◆ **Set problem**
Pictures stay out; everything else in the records below is copied exactly.

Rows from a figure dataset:
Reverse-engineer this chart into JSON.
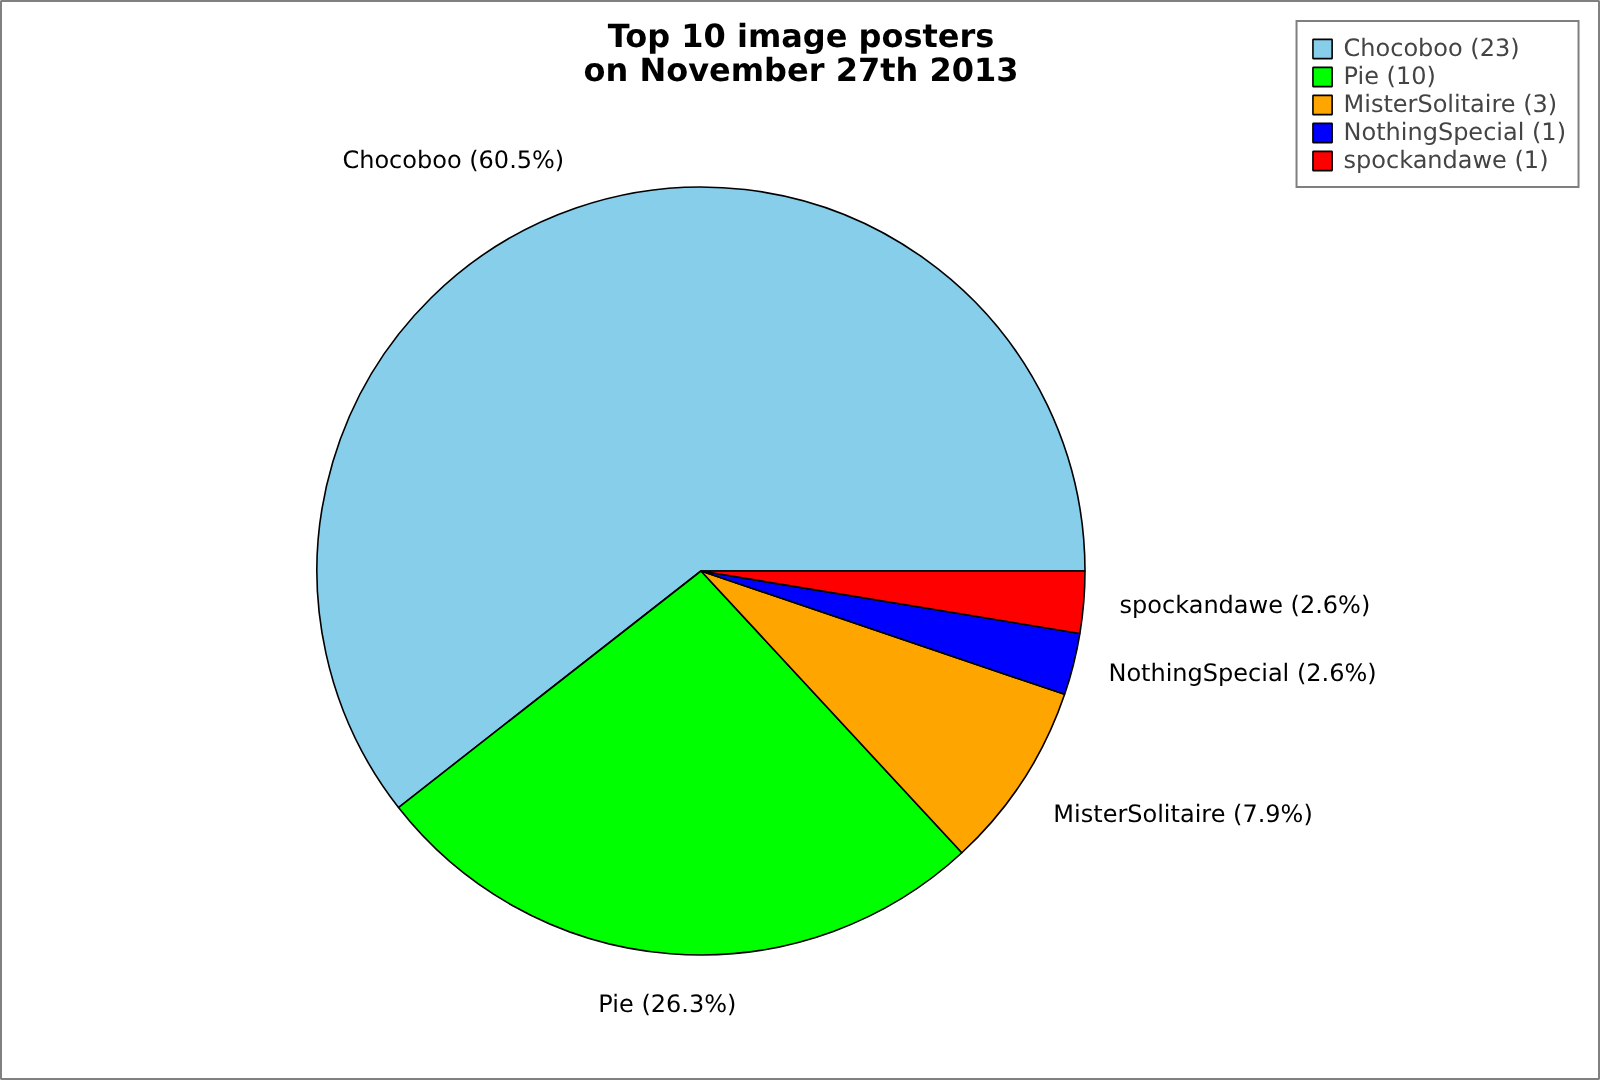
{
  "chart_data": {
    "type": "pie",
    "title": "Top 10 image posters\non November 27th 2013",
    "categories": [
      "Chocoboo (23)",
      "Pie (10)",
      "MisterSolitaire (3)",
      "NothingSpecial (1)",
      "spockandawe (1)"
    ],
    "values": [
      60.5,
      26.3,
      7.9,
      2.6,
      2.6
    ],
    "colors": [
      "#87ceeb",
      "#00ff00",
      "#ffa500",
      "#0000ff",
      "#ff0000"
    ],
    "value_labels": [
      "Chocoboo (60.5%)",
      "Pie (26.3%)",
      "MisterSolitaire (7.9%)",
      "NothingSpecial (2.6%)",
      "spockandawe (2.6%)"
    ],
    "legend": "top right"
  }
}
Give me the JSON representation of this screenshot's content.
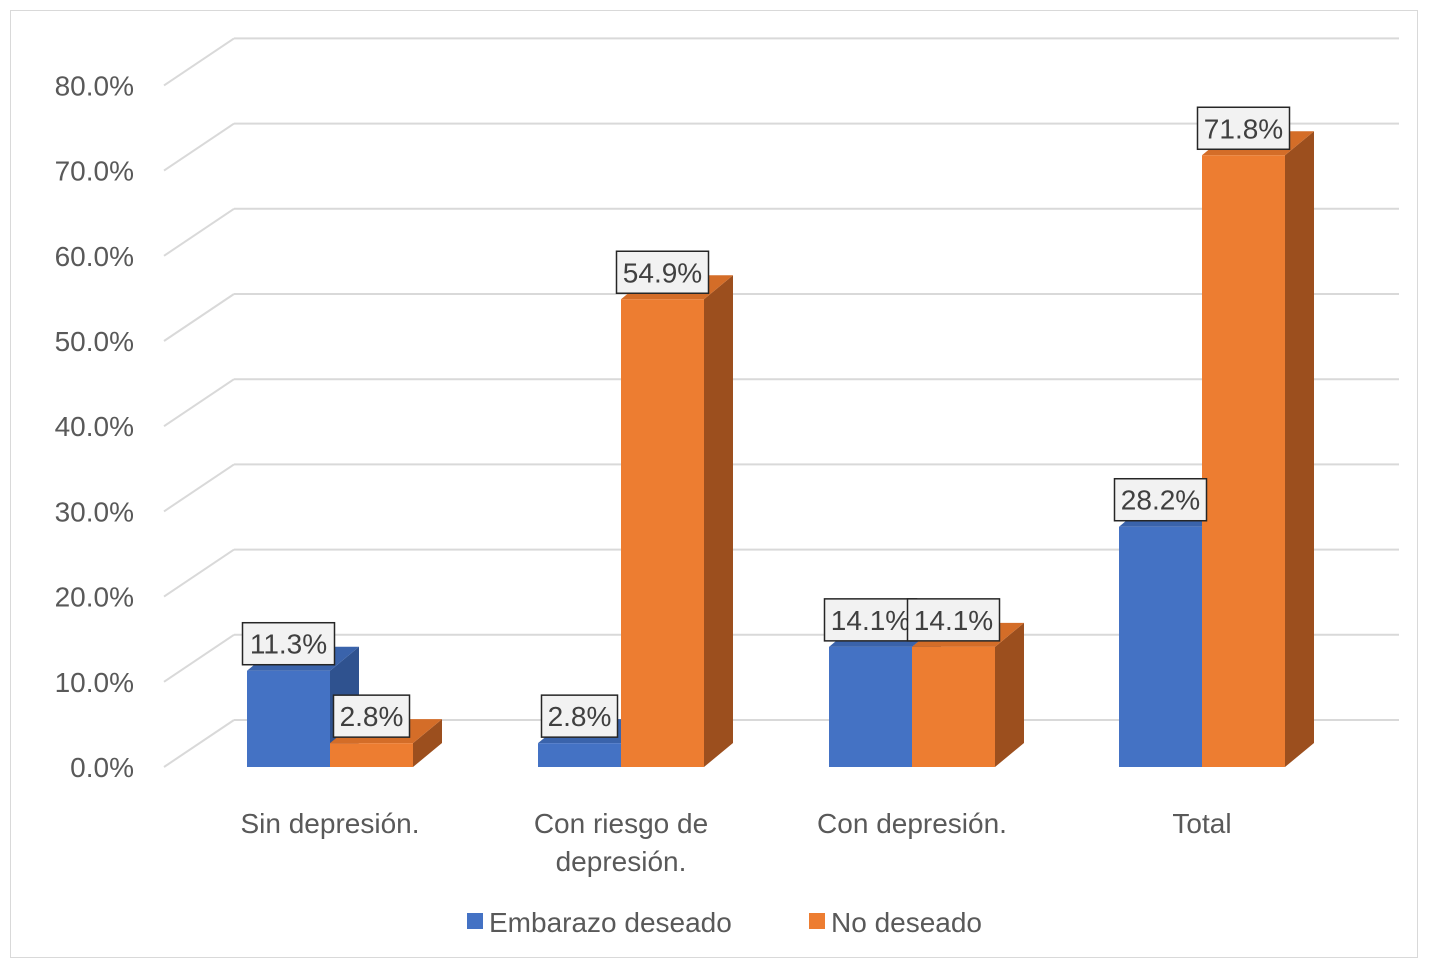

◆ **Task result**
Reverse-engineer this chart into JSON.
{
  "chart_data": {
    "type": "pie",
    "title": "Top 10 image posters\non November 27th 2013",
    "categories": [
      "Chocoboo (23)",
      "Pie (10)",
      "MisterSolitaire (3)",
      "NothingSpecial (1)",
      "spockandawe (1)"
    ],
    "values": [
      60.5,
      26.3,
      7.9,
      2.6,
      2.6
    ],
    "colors": [
      "#87ceeb",
      "#00ff00",
      "#ffa500",
      "#0000ff",
      "#ff0000"
    ],
    "value_labels": [
      "Chocoboo (60.5%)",
      "Pie (26.3%)",
      "MisterSolitaire (7.9%)",
      "NothingSpecial (2.6%)",
      "spockandawe (2.6%)"
    ],
    "legend": "top right"
  }
}
Give me the JSON representation of this screenshot's content.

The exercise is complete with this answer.